> **Task statement**: Copy the entries between the line holding "section-label: الدفعات xyxy=(1170,413,1206,427)" and the line holding "stat-label: المشاريع المعتمدة", inclusive, reproducing each one character for character.

%%

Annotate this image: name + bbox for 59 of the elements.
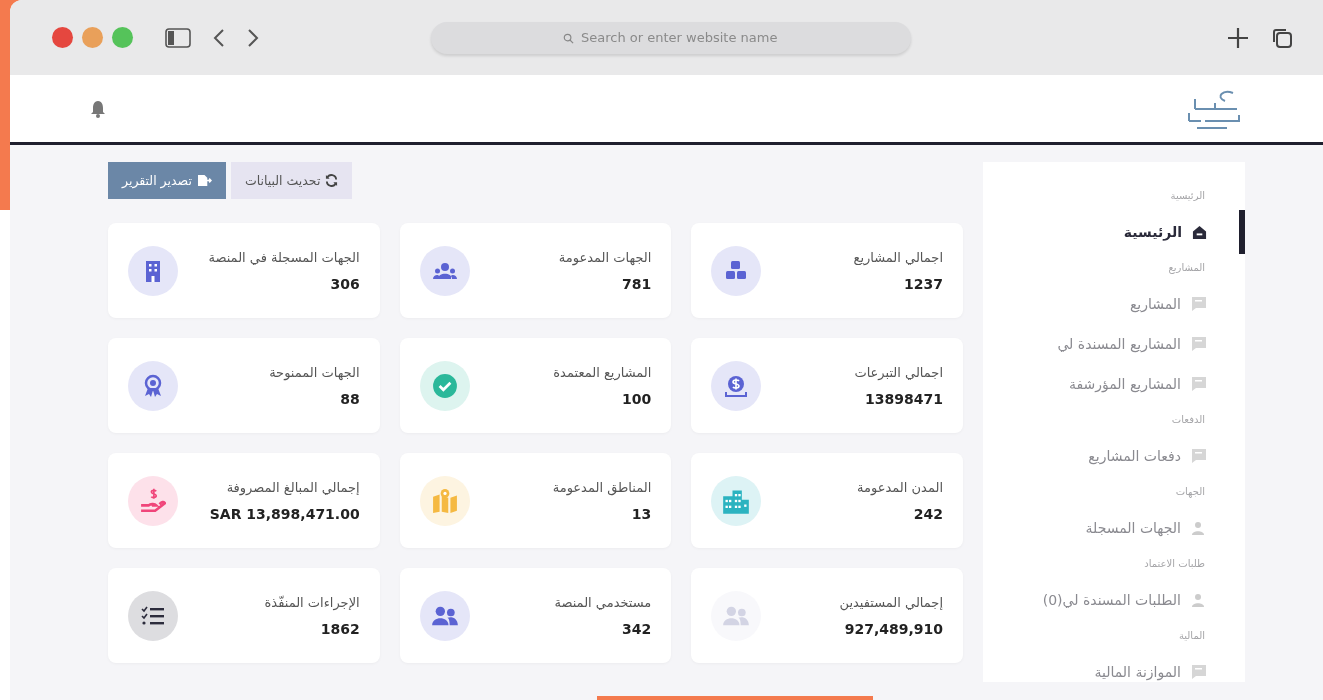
section-label: الدفعات xyxy=(1170,413,1206,427)
stat-label: الجهات الممنوحة xyxy=(269,364,360,380)
stat-label: الإجراءات المنفّذة xyxy=(264,594,360,610)
stat-value: 306 xyxy=(329,275,360,292)
stat-value: 100 xyxy=(621,390,652,407)
plus-icon[interactable] xyxy=(1227,26,1249,49)
stat-label: المناطق المدعومة xyxy=(552,479,652,495)
message-icon xyxy=(1191,336,1207,352)
sidebar-item[interactable]: المشاريع المسندة لي xyxy=(983,324,1245,364)
stat-label: اجمالي التبرعات xyxy=(854,364,943,380)
message-icon xyxy=(1191,296,1207,312)
section-label: المالية xyxy=(1177,629,1206,643)
stat-value: 342 xyxy=(621,620,652,637)
active-indicator xyxy=(1239,210,1245,254)
section-label: الجهات xyxy=(1174,485,1206,500)
stat-value: 88 xyxy=(339,390,360,407)
sidebar-item[interactable]: الموازنة المالية xyxy=(983,652,1245,692)
message-icon xyxy=(1191,376,1207,392)
stat-value: 1862 xyxy=(319,620,360,637)
back-icon[interactable] xyxy=(213,27,225,48)
stat-value: 927,489,910 xyxy=(843,620,943,637)
bell-icon[interactable] xyxy=(90,99,106,118)
address-field[interactable]: Search or enter website name xyxy=(431,21,911,54)
stat-value: 242 xyxy=(912,505,943,522)
export-icon xyxy=(196,174,212,187)
stat-value: SAR 13,898,471.00 xyxy=(209,505,360,522)
stat-label: الجهات المدعومة xyxy=(558,249,652,265)
sidebar-toggle-icon[interactable] xyxy=(165,27,191,48)
home-icon xyxy=(1192,224,1207,240)
sidebar-item[interactable]: المشاريع المؤرشفة xyxy=(983,364,1245,404)
user-icon xyxy=(1191,592,1207,608)
stat-value: 781 xyxy=(621,275,652,292)
stat-value: 13898471 xyxy=(864,390,943,407)
sidebar-item[interactable]: المشاريع xyxy=(983,284,1245,324)
section-label: الرئيسية xyxy=(1169,189,1206,203)
stat-value: 1237 xyxy=(903,275,943,292)
forward-icon[interactable] xyxy=(247,27,259,48)
stat-label: المشاريع المعتمدة xyxy=(553,364,652,380)
sidebar-item[interactable]: الرئيسية xyxy=(983,212,1245,252)
section-label: طلبات الاعتماد xyxy=(1143,557,1206,571)
stat-label: مستخدمي المنصة xyxy=(554,594,652,610)
stat-label: اجمالي المشاريع xyxy=(853,249,943,265)
sidebar-item[interactable]: دفعات المشاريع xyxy=(983,436,1245,476)
search-icon xyxy=(563,32,574,44)
message-icon xyxy=(1191,448,1207,464)
stat-label: المدن المدعومة xyxy=(857,479,943,495)
refresh-icon xyxy=(325,174,339,187)
close-icon[interactable] xyxy=(52,27,73,48)
export-button[interactable]: تصدير التقرير xyxy=(108,162,226,199)
stat-label: إجمالي المستفيدين xyxy=(839,594,943,610)
section-label: المشاريع xyxy=(1167,261,1206,276)
tabs-icon[interactable] xyxy=(1271,26,1293,49)
sidebar-item[interactable]: الطلبات المسندة لي(0) xyxy=(983,580,1245,620)
stat-label: الجهات المسجلة في المنصة xyxy=(208,249,360,265)
stat-value: 13 xyxy=(630,505,652,522)
sidebar-item[interactable]: الجهات المسجلة xyxy=(983,508,1245,548)
user-icon xyxy=(1191,520,1207,536)
stat-label: إجمالي المبالغ المصروفة xyxy=(225,479,360,495)
refresh-button[interactable]: تحديث البيانات xyxy=(230,162,353,199)
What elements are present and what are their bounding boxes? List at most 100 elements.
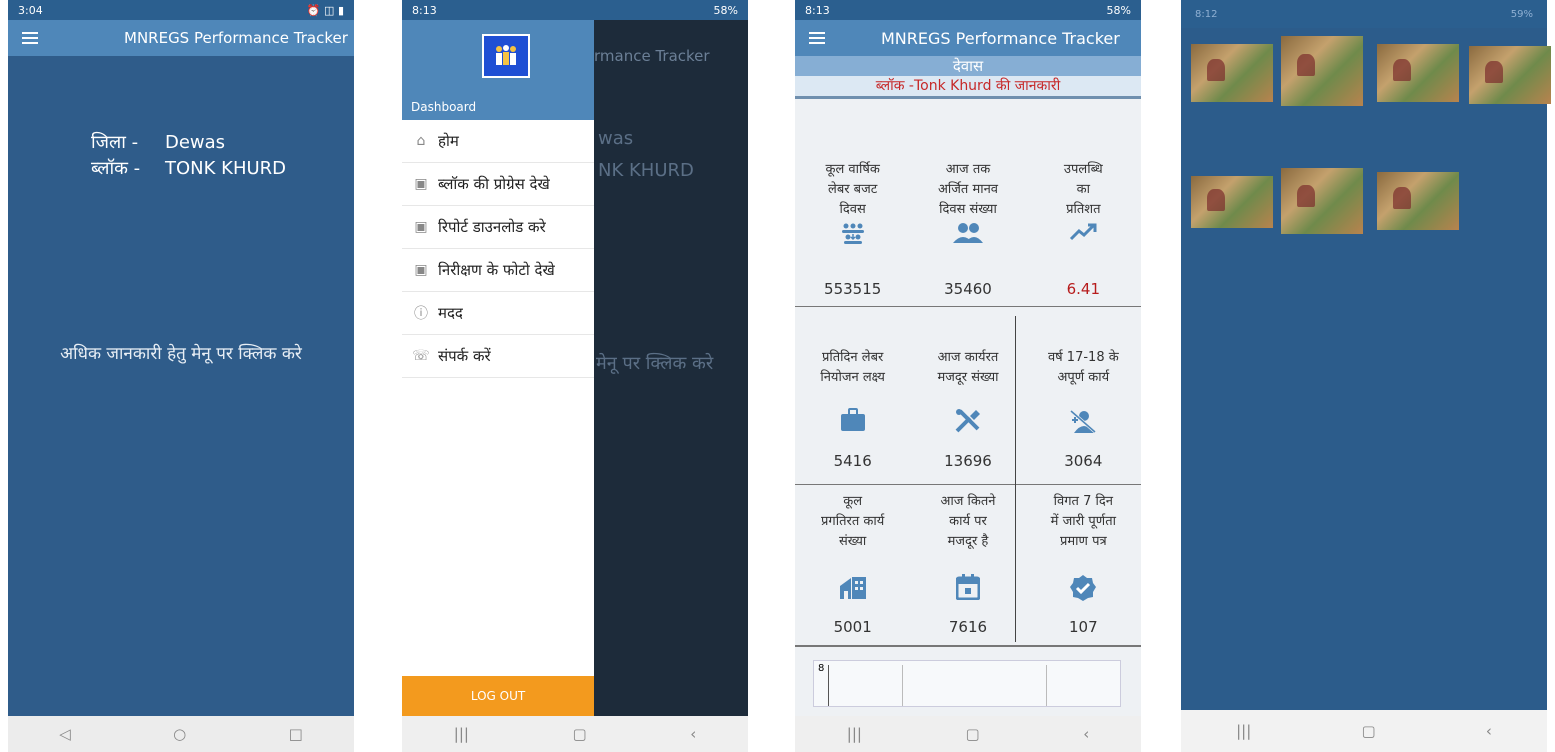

%%

> **In response**:
section-label: الدفعات xyxy=(1170,413,1206,427)
stat-label: الجهات الممنوحة xyxy=(269,364,360,380)
stat-label: الإجراءات المنفّذة xyxy=(264,594,360,610)
stat-value: 306 xyxy=(329,275,360,292)
stat-value: 100 xyxy=(621,390,652,407)
plus-icon[interactable] xyxy=(1227,26,1249,49)
stat-label: المناطق المدعومة xyxy=(552,479,652,495)
message-icon xyxy=(1191,336,1207,352)
sidebar-item[interactable]: المشاريع المسندة لي xyxy=(983,324,1245,364)
stat-label: اجمالي التبرعات xyxy=(854,364,943,380)
message-icon xyxy=(1191,296,1207,312)
section-label: المالية xyxy=(1177,629,1206,643)
stat-value: 342 xyxy=(621,620,652,637)
active-indicator xyxy=(1239,210,1245,254)
section-label: الجهات xyxy=(1174,485,1206,500)
stat-value: 88 xyxy=(339,390,360,407)
sidebar-item[interactable]: الموازنة المالية xyxy=(983,652,1245,692)
message-icon xyxy=(1191,376,1207,392)
stat-value: 1862 xyxy=(319,620,360,637)
back-icon[interactable] xyxy=(213,27,225,48)
stat-value: 927,489,910 xyxy=(843,620,943,637)
bell-icon[interactable] xyxy=(90,99,106,118)
address-field[interactable]: Search or enter website name xyxy=(431,21,911,54)
stat-value: 242 xyxy=(912,505,943,522)
export-icon xyxy=(196,174,212,187)
stat-value: SAR 13,898,471.00 xyxy=(209,505,360,522)
stat-label: الجهات المدعومة xyxy=(558,249,652,265)
sidebar-toggle-icon[interactable] xyxy=(165,27,191,48)
home-icon xyxy=(1192,224,1207,240)
sidebar-item[interactable]: المشاريع المؤرشفة xyxy=(983,364,1245,404)
user-icon xyxy=(1191,592,1207,608)
stat-value: 781 xyxy=(621,275,652,292)
stat-value: 13898471 xyxy=(864,390,943,407)
sidebar-item[interactable]: المشاريع xyxy=(983,284,1245,324)
section-label: الرئيسية xyxy=(1169,189,1206,203)
stat-value: 1237 xyxy=(903,275,943,292)
forward-icon[interactable] xyxy=(247,27,259,48)
stat-label: المشاريع المعتمدة xyxy=(553,364,652,380)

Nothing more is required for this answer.